--- Start ---

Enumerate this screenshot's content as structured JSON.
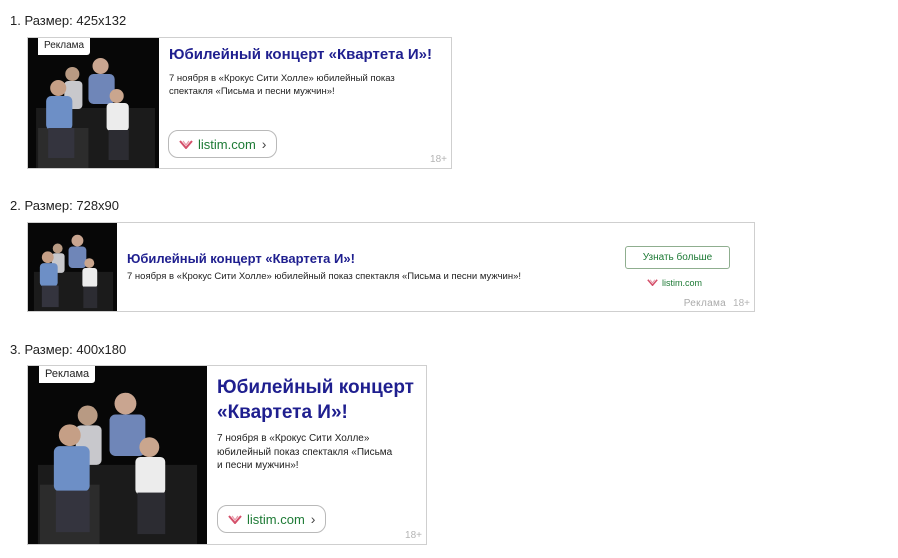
{
  "sections": [
    {
      "label": "1. Размер: 425x132"
    },
    {
      "label": "2. Размер: 728x90"
    },
    {
      "label": "3. Размер: 400x180"
    }
  ],
  "ad": {
    "badge": "Реклама",
    "title": "Юбилейный концерт «Квартета И»!",
    "title_line1": "Юбилейный концерт",
    "title_line2": "«Квартета И»!",
    "description": "7 ноября в «Крокус Сити Холле» юбилейный показ спектакля «Письма и песни мужчин»!",
    "desc_lines_a": [
      "7 ноября в «Крокус Сити Холле» юбилейный показ",
      "спектакля «Письма и песни мужчин»!"
    ],
    "desc_lines_c": [
      "7 ноября в «Крокус Сити Холле»",
      "юбилейный показ спектакля «Письма",
      "и песни мужчин»!"
    ],
    "domain": "listim.com",
    "chevron": "›",
    "age": "18+",
    "more_button": "Узнать больше",
    "footer_label": "Реклама"
  },
  "colors": {
    "title": "#1f1f8f",
    "domain": "#1d7a35",
    "logo": "#d4506a"
  },
  "icons": [
    "listim-logo-icon",
    "chevron-right-icon"
  ]
}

--- End ---

Identify and list each line with the word "Реклама".

*Task output:*
    "badge": "Реклама",
    "footer_label": "Реклама"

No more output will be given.